Would you pull out every line of the material that contains the string "Alumnos"?

* * * *

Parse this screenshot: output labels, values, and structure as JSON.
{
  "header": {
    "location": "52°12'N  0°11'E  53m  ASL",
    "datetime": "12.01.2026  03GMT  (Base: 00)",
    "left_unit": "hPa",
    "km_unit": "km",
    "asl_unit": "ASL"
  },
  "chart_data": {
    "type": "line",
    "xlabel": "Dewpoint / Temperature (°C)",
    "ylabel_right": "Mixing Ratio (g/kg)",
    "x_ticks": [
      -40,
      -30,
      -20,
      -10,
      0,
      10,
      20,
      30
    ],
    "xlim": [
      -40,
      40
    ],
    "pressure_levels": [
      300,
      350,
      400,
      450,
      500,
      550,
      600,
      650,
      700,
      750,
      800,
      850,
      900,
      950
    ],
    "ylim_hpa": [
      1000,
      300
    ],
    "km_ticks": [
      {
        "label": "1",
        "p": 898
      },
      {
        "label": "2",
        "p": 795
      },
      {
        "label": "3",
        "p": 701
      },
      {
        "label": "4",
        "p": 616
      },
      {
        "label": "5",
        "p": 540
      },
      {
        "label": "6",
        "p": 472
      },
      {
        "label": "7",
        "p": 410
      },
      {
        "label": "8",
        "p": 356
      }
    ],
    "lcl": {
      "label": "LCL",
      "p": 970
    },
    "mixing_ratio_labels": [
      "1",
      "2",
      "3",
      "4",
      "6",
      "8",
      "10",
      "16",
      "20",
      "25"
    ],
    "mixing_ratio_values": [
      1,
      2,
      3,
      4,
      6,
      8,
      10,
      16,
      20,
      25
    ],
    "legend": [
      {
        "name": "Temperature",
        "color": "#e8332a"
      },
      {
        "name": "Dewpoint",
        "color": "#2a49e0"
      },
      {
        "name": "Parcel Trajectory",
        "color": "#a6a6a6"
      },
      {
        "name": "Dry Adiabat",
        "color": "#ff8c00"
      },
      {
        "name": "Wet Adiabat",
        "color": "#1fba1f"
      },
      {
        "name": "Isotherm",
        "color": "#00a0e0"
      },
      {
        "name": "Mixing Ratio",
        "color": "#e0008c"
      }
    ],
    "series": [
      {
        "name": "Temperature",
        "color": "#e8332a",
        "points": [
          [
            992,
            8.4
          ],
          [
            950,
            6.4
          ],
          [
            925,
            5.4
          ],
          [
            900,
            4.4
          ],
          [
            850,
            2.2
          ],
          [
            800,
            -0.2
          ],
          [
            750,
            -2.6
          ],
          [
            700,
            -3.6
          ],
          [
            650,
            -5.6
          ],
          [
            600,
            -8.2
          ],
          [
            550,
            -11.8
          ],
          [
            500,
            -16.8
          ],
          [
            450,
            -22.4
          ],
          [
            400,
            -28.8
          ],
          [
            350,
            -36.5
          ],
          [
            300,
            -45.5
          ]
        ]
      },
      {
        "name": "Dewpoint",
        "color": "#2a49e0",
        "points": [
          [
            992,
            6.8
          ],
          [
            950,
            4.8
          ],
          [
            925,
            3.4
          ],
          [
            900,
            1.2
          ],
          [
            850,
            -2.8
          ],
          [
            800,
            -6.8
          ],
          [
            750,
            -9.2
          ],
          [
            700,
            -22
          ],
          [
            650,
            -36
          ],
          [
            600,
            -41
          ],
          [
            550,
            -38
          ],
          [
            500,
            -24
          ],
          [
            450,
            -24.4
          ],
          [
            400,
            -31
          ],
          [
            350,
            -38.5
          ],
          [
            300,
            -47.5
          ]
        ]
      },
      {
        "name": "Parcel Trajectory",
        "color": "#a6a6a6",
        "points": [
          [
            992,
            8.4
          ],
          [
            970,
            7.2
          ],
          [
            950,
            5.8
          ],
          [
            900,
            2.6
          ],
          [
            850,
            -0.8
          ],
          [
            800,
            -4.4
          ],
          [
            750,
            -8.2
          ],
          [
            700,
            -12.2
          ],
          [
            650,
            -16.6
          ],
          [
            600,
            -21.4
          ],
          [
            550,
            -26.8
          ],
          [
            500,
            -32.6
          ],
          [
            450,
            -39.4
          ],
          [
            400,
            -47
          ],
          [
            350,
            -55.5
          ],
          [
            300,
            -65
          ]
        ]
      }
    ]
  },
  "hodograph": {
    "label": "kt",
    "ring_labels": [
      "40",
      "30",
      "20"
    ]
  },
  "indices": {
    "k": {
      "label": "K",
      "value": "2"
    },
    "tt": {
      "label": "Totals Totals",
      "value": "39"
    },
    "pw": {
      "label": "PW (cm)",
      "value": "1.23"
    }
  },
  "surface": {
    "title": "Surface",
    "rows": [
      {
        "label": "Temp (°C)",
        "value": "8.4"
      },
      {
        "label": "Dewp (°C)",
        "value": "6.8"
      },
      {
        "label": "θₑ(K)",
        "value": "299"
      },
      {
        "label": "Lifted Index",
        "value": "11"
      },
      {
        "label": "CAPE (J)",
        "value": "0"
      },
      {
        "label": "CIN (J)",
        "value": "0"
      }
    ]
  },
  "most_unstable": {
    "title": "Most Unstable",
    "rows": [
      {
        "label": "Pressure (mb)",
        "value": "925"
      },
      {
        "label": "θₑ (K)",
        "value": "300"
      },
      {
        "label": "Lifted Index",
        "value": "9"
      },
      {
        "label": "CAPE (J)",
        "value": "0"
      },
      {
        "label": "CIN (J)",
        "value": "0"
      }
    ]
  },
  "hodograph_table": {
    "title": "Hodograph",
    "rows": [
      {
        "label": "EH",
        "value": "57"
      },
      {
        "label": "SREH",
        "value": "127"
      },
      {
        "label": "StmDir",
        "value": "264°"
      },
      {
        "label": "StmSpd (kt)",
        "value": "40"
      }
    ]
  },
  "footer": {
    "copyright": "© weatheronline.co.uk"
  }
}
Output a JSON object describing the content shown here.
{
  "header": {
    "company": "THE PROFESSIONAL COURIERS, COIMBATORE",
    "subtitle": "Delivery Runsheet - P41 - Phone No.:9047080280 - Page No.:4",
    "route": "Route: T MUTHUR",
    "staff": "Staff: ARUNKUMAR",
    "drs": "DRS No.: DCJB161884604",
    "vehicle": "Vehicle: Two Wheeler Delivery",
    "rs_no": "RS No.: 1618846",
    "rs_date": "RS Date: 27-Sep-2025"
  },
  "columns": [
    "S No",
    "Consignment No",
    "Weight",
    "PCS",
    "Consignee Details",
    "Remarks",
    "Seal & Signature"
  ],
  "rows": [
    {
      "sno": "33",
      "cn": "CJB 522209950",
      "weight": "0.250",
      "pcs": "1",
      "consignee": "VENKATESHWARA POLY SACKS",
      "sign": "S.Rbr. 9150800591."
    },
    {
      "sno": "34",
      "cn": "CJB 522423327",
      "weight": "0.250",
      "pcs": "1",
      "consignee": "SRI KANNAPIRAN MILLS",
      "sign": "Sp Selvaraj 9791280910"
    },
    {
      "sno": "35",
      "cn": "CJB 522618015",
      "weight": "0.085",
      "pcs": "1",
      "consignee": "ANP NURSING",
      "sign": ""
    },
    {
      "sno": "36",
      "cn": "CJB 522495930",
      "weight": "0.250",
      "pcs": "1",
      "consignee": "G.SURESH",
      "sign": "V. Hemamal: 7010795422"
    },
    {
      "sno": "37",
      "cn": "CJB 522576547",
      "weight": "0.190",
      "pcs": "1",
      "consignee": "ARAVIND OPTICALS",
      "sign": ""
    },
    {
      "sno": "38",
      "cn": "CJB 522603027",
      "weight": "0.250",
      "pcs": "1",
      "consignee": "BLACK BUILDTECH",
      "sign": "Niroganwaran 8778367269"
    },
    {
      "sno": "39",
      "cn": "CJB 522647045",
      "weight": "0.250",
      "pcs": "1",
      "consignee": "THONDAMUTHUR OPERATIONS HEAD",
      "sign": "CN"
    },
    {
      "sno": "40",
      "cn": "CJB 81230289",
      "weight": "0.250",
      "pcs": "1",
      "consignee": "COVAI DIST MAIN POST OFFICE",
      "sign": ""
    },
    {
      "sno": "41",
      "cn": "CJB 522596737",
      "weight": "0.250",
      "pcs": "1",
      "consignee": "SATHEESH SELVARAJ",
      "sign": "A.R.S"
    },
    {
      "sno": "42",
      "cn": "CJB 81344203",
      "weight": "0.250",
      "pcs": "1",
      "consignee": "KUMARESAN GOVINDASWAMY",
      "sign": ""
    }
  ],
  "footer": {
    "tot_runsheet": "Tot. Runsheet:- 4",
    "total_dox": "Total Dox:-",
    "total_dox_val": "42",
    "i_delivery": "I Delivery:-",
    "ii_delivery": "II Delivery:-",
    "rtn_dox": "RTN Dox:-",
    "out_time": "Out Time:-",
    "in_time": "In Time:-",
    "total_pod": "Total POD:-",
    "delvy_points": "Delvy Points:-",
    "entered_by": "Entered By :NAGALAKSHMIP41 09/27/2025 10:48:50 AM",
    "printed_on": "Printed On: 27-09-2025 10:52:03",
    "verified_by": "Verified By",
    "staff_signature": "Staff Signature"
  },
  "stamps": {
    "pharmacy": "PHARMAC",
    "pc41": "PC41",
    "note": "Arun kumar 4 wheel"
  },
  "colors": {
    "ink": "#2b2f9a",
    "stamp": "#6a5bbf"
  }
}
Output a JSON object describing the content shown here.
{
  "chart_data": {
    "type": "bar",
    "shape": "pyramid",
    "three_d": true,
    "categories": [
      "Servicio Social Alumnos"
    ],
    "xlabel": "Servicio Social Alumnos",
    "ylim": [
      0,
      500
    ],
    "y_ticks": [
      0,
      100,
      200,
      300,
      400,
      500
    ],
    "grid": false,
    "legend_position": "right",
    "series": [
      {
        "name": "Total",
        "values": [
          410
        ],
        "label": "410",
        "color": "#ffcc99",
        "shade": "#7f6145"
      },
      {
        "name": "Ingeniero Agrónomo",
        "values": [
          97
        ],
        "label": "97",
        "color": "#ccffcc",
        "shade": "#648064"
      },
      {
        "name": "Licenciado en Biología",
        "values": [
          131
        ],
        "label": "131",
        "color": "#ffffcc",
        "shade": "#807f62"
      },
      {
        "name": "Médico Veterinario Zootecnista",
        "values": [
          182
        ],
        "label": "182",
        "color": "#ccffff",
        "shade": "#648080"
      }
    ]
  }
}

* * * *

> [Answer to the task]
      "Servicio Social Alumnos"
    "xlabel": "Servicio Social Alumnos",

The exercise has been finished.